→ **Information supplied**
::::::::::

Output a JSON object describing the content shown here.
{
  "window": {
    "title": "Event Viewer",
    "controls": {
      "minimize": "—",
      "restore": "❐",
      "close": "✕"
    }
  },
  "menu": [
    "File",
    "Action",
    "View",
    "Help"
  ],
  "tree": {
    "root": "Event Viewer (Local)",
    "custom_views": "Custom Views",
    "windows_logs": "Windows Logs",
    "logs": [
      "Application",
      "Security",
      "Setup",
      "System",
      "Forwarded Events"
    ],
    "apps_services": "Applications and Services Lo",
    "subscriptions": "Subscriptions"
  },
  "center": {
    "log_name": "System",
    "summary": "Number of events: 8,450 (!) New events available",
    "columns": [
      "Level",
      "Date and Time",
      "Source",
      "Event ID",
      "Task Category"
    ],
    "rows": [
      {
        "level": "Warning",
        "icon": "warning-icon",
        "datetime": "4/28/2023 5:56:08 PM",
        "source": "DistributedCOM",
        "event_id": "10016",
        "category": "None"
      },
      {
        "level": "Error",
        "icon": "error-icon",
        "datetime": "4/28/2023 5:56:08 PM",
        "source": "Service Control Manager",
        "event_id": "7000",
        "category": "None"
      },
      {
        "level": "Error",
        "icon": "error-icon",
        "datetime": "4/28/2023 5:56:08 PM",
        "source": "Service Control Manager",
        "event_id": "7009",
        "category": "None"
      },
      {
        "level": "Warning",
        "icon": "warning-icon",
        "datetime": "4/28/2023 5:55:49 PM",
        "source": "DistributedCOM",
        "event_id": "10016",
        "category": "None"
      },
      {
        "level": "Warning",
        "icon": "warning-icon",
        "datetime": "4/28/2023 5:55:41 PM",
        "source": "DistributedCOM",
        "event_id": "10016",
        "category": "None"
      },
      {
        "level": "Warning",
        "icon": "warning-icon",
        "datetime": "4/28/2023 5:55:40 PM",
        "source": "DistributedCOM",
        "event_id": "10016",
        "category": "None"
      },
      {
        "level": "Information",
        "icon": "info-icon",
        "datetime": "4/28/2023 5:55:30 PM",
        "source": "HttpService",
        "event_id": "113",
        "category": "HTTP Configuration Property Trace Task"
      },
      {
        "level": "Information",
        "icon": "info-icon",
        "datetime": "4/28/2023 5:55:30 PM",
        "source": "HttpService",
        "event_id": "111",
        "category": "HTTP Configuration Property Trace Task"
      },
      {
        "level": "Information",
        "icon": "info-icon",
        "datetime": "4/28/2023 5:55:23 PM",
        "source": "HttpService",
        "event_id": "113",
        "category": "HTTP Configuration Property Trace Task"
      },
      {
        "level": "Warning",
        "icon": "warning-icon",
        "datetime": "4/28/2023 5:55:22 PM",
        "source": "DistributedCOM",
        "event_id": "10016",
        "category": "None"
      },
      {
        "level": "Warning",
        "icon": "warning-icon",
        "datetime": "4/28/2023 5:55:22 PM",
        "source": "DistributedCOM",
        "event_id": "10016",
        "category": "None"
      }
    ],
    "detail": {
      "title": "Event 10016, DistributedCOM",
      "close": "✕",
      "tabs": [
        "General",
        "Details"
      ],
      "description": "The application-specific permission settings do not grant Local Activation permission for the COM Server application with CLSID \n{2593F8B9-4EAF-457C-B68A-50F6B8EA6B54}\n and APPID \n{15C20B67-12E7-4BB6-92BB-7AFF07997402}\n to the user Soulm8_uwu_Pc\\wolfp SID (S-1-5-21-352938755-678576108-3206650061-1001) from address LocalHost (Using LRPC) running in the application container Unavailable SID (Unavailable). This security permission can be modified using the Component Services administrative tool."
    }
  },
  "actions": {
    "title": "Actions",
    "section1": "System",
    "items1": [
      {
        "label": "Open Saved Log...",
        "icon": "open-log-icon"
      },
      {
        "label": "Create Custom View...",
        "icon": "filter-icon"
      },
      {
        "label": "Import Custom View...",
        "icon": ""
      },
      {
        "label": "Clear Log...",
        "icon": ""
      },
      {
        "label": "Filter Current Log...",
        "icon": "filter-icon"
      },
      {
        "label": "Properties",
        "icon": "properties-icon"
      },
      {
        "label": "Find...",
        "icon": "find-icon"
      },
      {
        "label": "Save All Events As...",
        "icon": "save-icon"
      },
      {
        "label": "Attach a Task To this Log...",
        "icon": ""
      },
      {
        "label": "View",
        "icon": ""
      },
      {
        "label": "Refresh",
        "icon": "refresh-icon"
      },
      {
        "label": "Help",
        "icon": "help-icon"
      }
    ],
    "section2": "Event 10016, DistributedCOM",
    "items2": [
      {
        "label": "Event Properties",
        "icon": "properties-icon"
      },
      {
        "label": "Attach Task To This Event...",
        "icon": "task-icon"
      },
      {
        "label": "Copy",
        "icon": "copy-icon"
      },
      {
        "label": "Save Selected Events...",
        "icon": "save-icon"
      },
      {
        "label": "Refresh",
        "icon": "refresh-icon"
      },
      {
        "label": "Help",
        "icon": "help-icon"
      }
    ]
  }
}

::::::::::

→ **Given instruction**
All entries shown above should be printed again exactly.

→ **Answer to the task**
Output a JSON object describing the content shown here.
{
  "window": {
    "title": "Event Viewer",
    "controls": {
      "minimize": "—",
      "restore": "❐",
      "close": "✕"
    }
  },
  "menu": [
    "File",
    "Action",
    "View",
    "Help"
  ],
  "tree": {
    "root": "Event Viewer (Local)",
    "custom_views": "Custom Views",
    "windows_logs": "Windows Logs",
    "logs": [
      "Application",
      "Security",
      "Setup",
      "System",
      "Forwarded Events"
    ],
    "apps_services": "Applications and Services Lo",
    "subscriptions": "Subscriptions"
  },
  "center": {
    "log_name": "System",
    "summary": "Number of events: 8,450 (!) New events available",
    "columns": [
      "Level",
      "Date and Time",
      "Source",
      "Event ID",
      "Task Category"
    ],
    "rows": [
      {
        "level": "Warning",
        "icon": "warning-icon",
        "datetime": "4/28/2023 5:56:08 PM",
        "source": "DistributedCOM",
        "event_id": "10016",
        "category": "None"
      },
      {
        "level": "Error",
        "icon": "error-icon",
        "datetime": "4/28/2023 5:56:08 PM",
        "source": "Service Control Manager",
        "event_id": "7000",
        "category": "None"
      },
      {
        "level": "Error",
        "icon": "error-icon",
        "datetime": "4/28/2023 5:56:08 PM",
        "source": "Service Control Manager",
        "event_id": "7009",
        "category": "None"
      },
      {
        "level": "Warning",
        "icon": "warning-icon",
        "datetime": "4/28/2023 5:55:49 PM",
        "source": "DistributedCOM",
        "event_id": "10016",
        "category": "None"
      },
      {
        "level": "Warning",
        "icon": "warning-icon",
        "datetime": "4/28/2023 5:55:41 PM",
        "source": "DistributedCOM",
        "event_id": "10016",
        "category": "None"
      },
      {
        "level": "Warning",
        "icon": "warning-icon",
        "datetime": "4/28/2023 5:55:40 PM",
        "source": "DistributedCOM",
        "event_id": "10016",
        "category": "None"
      },
      {
        "level": "Information",
        "icon": "info-icon",
        "datetime": "4/28/2023 5:55:30 PM",
        "source": "HttpService",
        "event_id": "113",
        "category": "HTTP Configuration Property Trace Task"
      },
      {
        "level": "Information",
        "icon": "info-icon",
        "datetime": "4/28/2023 5:55:30 PM",
        "source": "HttpService",
        "event_id": "111",
        "category": "HTTP Configuration Property Trace Task"
      },
      {
        "level": "Information",
        "icon": "info-icon",
        "datetime": "4/28/2023 5:55:23 PM",
        "source": "HttpService",
        "event_id": "113",
        "category": "HTTP Configuration Property Trace Task"
      },
      {
        "level": "Warning",
        "icon": "warning-icon",
        "datetime": "4/28/2023 5:55:22 PM",
        "source": "DistributedCOM",
        "event_id": "10016",
        "category": "None"
      },
      {
        "level": "Warning",
        "icon": "warning-icon",
        "datetime": "4/28/2023 5:55:22 PM",
        "source": "DistributedCOM",
        "event_id": "10016",
        "category": "None"
      }
    ],
    "detail": {
      "title": "Event 10016, DistributedCOM",
      "close": "✕",
      "tabs": [
        "General",
        "Details"
      ],
      "description": "The application-specific permission settings do not grant Local Activation permission for the COM Server application with CLSID \n{2593F8B9-4EAF-457C-B68A-50F6B8EA6B54}\n and APPID \n{15C20B67-12E7-4BB6-92BB-7AFF07997402}\n to the user Soulm8_uwu_Pc\\wolfp SID (S-1-5-21-352938755-678576108-3206650061-1001) from address LocalHost (Using LRPC) running in the application container Unavailable SID (Unavailable). This security permission can be modified using the Component Services administrative tool."
    }
  },
  "actions": {
    "title": "Actions",
    "section1": "System",
    "items1": [
      {
        "label": "Open Saved Log...",
        "icon": "open-log-icon"
      },
      {
        "label": "Create Custom View...",
        "icon": "filter-icon"
      },
      {
        "label": "Import Custom View...",
        "icon": ""
      },
      {
        "label": "Clear Log...",
        "icon": ""
      },
      {
        "label": "Filter Current Log...",
        "icon": "filter-icon"
      },
      {
        "label": "Properties",
        "icon": "properties-icon"
      },
      {
        "label": "Find...",
        "icon": "find-icon"
      },
      {
        "label": "Save All Events As...",
        "icon": "save-icon"
      },
      {
        "label": "Attach a Task To this Log...",
        "icon": ""
      },
      {
        "label": "View",
        "icon": ""
      },
      {
        "label": "Refresh",
        "icon": "refresh-icon"
      },
      {
        "label": "Help",
        "icon": "help-icon"
      }
    ],
    "section2": "Event 10016, DistributedCOM",
    "items2": [
      {
        "label": "Event Properties",
        "icon": "properties-icon"
      },
      {
        "label": "Attach Task To This Event...",
        "icon": "task-icon"
      },
      {
        "label": "Copy",
        "icon": "copy-icon"
      },
      {
        "label": "Save Selected Events...",
        "icon": "save-icon"
      },
      {
        "label": "Refresh",
        "icon": "refresh-icon"
      },
      {
        "label": "Help",
        "icon": "help-icon"
      }
    ]
  }
}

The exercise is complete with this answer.